▶ **AIM OF THE EXERCISE**
Reproduce every line of the items below word for word, omitting the pictures.
-- start of SUPPLIED ENTRIES --
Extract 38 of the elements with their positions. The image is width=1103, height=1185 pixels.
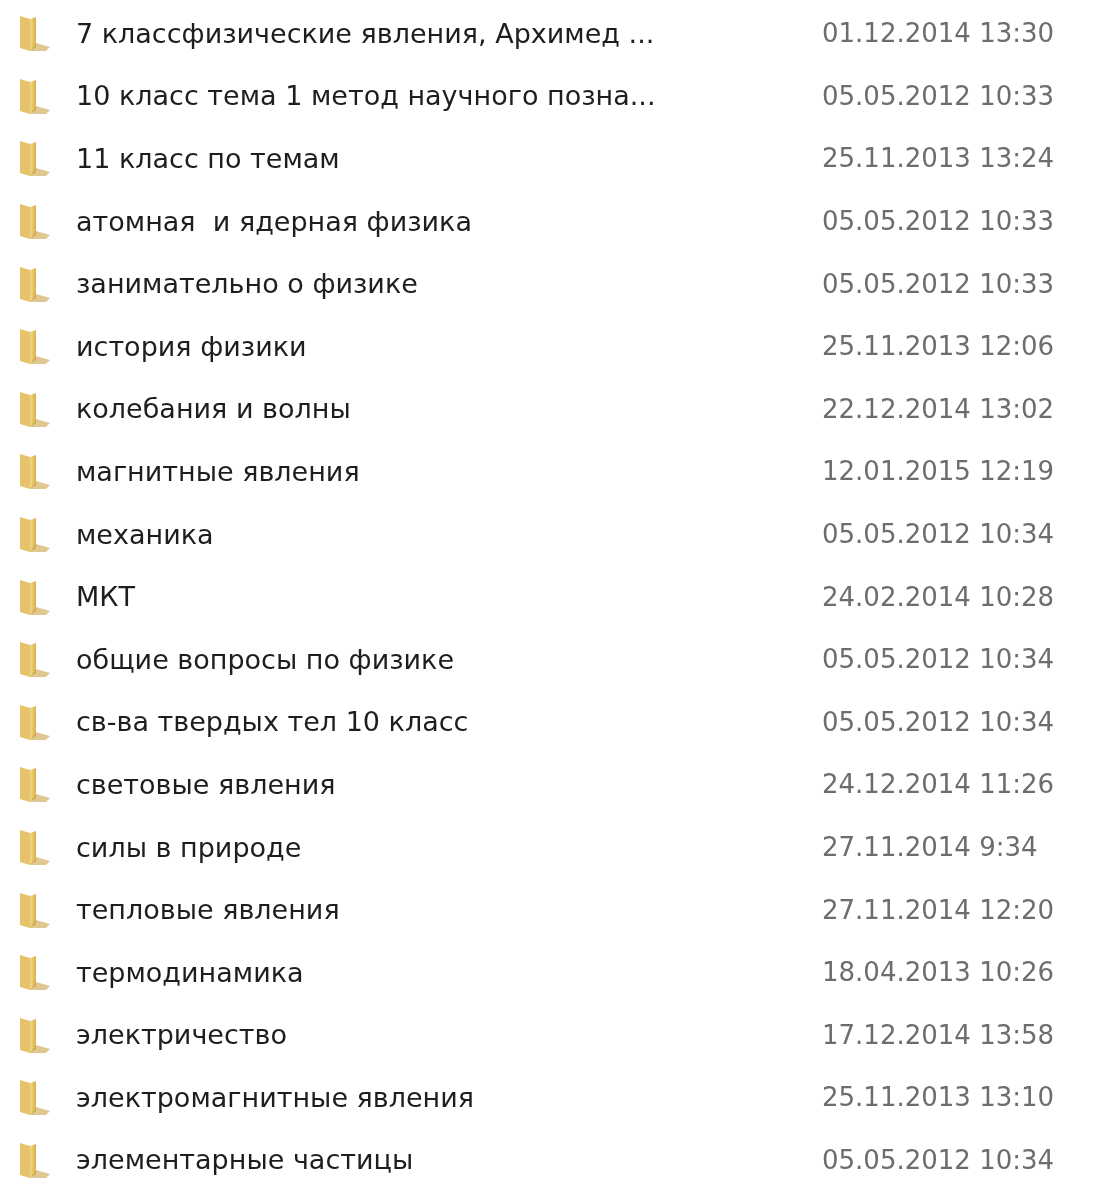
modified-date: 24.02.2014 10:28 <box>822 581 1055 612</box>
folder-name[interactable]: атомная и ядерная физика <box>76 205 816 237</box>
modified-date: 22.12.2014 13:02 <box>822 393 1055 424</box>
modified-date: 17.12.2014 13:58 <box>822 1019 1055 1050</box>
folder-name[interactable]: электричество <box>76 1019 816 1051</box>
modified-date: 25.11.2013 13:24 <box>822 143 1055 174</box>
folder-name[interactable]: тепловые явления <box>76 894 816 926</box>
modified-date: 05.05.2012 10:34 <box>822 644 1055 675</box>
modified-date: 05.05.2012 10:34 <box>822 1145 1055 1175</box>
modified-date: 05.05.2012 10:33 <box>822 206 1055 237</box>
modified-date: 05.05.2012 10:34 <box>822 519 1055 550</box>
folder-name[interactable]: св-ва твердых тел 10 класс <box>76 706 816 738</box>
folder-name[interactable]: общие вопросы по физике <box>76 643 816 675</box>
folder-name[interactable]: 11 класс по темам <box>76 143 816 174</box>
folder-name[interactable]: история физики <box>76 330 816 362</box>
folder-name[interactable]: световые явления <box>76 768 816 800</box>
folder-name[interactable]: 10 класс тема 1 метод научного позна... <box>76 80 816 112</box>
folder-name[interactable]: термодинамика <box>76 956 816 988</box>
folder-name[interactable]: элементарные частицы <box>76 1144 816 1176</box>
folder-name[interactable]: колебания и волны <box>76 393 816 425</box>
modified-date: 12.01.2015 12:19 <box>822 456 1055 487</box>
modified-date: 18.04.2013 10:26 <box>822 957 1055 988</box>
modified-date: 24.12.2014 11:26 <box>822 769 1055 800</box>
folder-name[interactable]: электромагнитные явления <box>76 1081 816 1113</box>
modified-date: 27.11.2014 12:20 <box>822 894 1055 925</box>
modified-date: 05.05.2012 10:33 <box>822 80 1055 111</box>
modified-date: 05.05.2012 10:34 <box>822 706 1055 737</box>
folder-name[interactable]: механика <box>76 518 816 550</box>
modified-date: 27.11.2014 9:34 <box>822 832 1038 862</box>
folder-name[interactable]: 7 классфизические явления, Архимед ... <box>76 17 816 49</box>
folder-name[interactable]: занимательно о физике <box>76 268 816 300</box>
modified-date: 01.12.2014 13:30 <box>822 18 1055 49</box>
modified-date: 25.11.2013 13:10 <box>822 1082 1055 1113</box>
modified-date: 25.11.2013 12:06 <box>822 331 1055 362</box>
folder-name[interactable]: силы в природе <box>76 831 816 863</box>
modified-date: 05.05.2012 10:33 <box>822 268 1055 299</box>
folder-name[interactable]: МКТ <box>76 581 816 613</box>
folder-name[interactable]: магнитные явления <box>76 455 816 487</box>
-- end of SUPPLIED ENTRIES --
▶ **FINISHED ANSWER**
Extract 38 of the elements with their positions. The image is width=1103, height=1185 pixels.
modified-date: 24.02.2014 10:28 <box>822 581 1055 612</box>
folder-name[interactable]: атомная и ядерная физика <box>76 205 816 237</box>
modified-date: 22.12.2014 13:02 <box>822 393 1055 424</box>
modified-date: 17.12.2014 13:58 <box>822 1019 1055 1050</box>
folder-name[interactable]: электричество <box>76 1019 816 1051</box>
modified-date: 25.11.2013 13:24 <box>822 143 1055 174</box>
folder-name[interactable]: тепловые явления <box>76 894 816 926</box>
modified-date: 05.05.2012 10:34 <box>822 644 1055 675</box>
modified-date: 05.05.2012 10:34 <box>822 1145 1055 1175</box>
modified-date: 05.05.2012 10:33 <box>822 206 1055 237</box>
modified-date: 05.05.2012 10:34 <box>822 519 1055 550</box>
folder-name[interactable]: св-ва твердых тел 10 класс <box>76 706 816 738</box>
folder-name[interactable]: общие вопросы по физике <box>76 643 816 675</box>
folder-name[interactable]: 11 класс по темам <box>76 143 816 174</box>
folder-name[interactable]: история физики <box>76 330 816 362</box>
folder-name[interactable]: световые явления <box>76 768 816 800</box>
folder-name[interactable]: 10 класс тема 1 метод научного позна... <box>76 80 816 112</box>
folder-name[interactable]: термодинамика <box>76 956 816 988</box>
folder-name[interactable]: элементарные частицы <box>76 1144 816 1176</box>
folder-name[interactable]: колебания и волны <box>76 393 816 425</box>
modified-date: 12.01.2015 12:19 <box>822 456 1055 487</box>
modified-date: 18.04.2013 10:26 <box>822 957 1055 988</box>
modified-date: 24.12.2014 11:26 <box>822 769 1055 800</box>
folder-name[interactable]: электромагнитные явления <box>76 1081 816 1113</box>
modified-date: 27.11.2014 12:20 <box>822 894 1055 925</box>
modified-date: 05.05.2012 10:33 <box>822 80 1055 111</box>
modified-date: 05.05.2012 10:34 <box>822 706 1055 737</box>
folder-name[interactable]: механика <box>76 518 816 550</box>
modified-date: 27.11.2014 9:34 <box>822 832 1038 862</box>
folder-name[interactable]: 7 классфизические явления, Архимед ... <box>76 17 816 49</box>
folder-name[interactable]: занимательно о физике <box>76 268 816 300</box>
modified-date: 01.12.2014 13:30 <box>822 18 1055 49</box>
modified-date: 25.11.2013 13:10 <box>822 1082 1055 1113</box>
modified-date: 25.11.2013 12:06 <box>822 331 1055 362</box>
folder-name[interactable]: силы в природе <box>76 831 816 863</box>
modified-date: 05.05.2012 10:33 <box>822 268 1055 299</box>
folder-name[interactable]: МКТ <box>76 581 816 613</box>
folder-name[interactable]: магнитные явления <box>76 455 816 487</box>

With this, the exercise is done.